Go through the listing and copy every line word for word.

# # # # # # #

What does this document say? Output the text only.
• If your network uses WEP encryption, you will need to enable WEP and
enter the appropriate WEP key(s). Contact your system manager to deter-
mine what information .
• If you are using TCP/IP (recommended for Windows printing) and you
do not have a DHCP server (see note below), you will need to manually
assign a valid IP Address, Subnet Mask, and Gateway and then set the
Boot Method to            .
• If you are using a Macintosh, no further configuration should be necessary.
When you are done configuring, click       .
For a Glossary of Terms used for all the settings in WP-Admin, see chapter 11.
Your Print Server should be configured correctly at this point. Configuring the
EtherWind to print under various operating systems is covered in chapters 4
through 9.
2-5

# # # # # # #

• THE ANSWER
What does this document say? Output the text only.
• If your network uses WEP encryption, you will need to enable WEP and
enter the appropriate WEP key(s). Contact your system manager to deter-
mine what information .
• If you are using TCP/IP (recommended for Windows printing) and you
do not have a DHCP server (see note below), you will need to manually
assign a valid IP Address, Subnet Mask, and Gateway and then set the
Boot Method to            .
• If you are using a Macintosh, no further configuration should be necessary.
When you are done configuring, click       .
For a Glossary of Terms used for all the settings in WP-Admin, see chapter 11.
Your Print Server should be configured correctly at this point. Configuring the
EtherWind to print under various operating systems is covered in chapters 4
through 9.
2-5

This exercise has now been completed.